**** PROVIDED DATA ****

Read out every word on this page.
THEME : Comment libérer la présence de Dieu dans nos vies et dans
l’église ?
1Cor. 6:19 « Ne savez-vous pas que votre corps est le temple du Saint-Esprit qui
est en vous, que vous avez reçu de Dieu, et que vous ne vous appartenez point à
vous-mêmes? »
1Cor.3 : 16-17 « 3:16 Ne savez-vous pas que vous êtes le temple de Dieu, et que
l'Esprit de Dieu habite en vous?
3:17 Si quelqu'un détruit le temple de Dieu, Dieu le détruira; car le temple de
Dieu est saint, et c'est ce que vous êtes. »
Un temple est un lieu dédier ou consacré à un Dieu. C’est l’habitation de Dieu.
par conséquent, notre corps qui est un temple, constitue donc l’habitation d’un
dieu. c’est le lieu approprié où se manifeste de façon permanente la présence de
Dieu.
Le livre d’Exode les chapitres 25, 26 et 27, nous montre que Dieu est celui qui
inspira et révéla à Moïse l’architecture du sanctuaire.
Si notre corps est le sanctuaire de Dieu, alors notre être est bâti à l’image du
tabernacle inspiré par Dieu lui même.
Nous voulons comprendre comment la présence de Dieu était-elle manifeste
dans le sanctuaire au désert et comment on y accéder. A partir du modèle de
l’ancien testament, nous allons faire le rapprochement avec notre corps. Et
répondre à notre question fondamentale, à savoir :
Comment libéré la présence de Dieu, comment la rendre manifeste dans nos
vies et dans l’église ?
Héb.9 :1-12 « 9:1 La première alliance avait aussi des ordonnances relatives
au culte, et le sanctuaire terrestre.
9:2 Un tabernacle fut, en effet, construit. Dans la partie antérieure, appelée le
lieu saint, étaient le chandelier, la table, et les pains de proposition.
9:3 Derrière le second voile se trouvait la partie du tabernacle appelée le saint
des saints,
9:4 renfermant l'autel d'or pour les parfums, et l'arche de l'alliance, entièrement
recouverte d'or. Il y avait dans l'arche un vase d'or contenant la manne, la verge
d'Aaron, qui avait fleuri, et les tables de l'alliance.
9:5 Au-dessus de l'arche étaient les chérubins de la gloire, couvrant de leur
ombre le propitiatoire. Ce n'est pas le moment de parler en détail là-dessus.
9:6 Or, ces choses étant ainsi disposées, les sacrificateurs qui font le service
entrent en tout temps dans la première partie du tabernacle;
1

****

§ JOB:
Reproduce the full listing exactly.

§ SOLUTION BELOW:
Read out every word on this page.
THEME : Comment libérer la présence de Dieu dans nos vies et dans
l’église ?
1Cor. 6:19 « Ne savez-vous pas que votre corps est le temple du Saint-Esprit qui
est en vous, que vous avez reçu de Dieu, et que vous ne vous appartenez point à
vous-mêmes? »
1Cor.3 : 16-17 « 3:16 Ne savez-vous pas que vous êtes le temple de Dieu, et que
l'Esprit de Dieu habite en vous?
3:17 Si quelqu'un détruit le temple de Dieu, Dieu le détruira; car le temple de
Dieu est saint, et c'est ce que vous êtes. »
Un temple est un lieu dédier ou consacré à un Dieu. C’est l’habitation de Dieu.
par conséquent, notre corps qui est un temple, constitue donc l’habitation d’un
dieu. c’est le lieu approprié où se manifeste de façon permanente la présence de
Dieu.
Le livre d’Exode les chapitres 25, 26 et 27, nous montre que Dieu est celui qui
inspira et révéla à Moïse l’architecture du sanctuaire.
Si notre corps est le sanctuaire de Dieu, alors notre être est bâti à l’image du
tabernacle inspiré par Dieu lui même.
Nous voulons comprendre comment la présence de Dieu était-elle manifeste
dans le sanctuaire au désert et comment on y accéder. A partir du modèle de
l’ancien testament, nous allons faire le rapprochement avec notre corps. Et
répondre à notre question fondamentale, à savoir :
Comment libéré la présence de Dieu, comment la rendre manifeste dans nos
vies et dans l’église ?
Héb.9 :1-12 « 9:1 La première alliance avait aussi des ordonnances relatives
au culte, et le sanctuaire terrestre.
9:2 Un tabernacle fut, en effet, construit. Dans la partie antérieure, appelée le
lieu saint, étaient le chandelier, la table, et les pains de proposition.
9:3 Derrière le second voile se trouvait la partie du tabernacle appelée le saint
des saints,
9:4 renfermant l'autel d'or pour les parfums, et l'arche de l'alliance, entièrement
recouverte d'or. Il y avait dans l'arche un vase d'or contenant la manne, la verge
d'Aaron, qui avait fleuri, et les tables de l'alliance.
9:5 Au-dessus de l'arche étaient les chérubins de la gloire, couvrant de leur
ombre le propitiatoire. Ce n'est pas le moment de parler en détail là-dessus.
9:6 Or, ces choses étant ainsi disposées, les sacrificateurs qui font le service
entrent en tout temps dans la première partie du tabernacle;
1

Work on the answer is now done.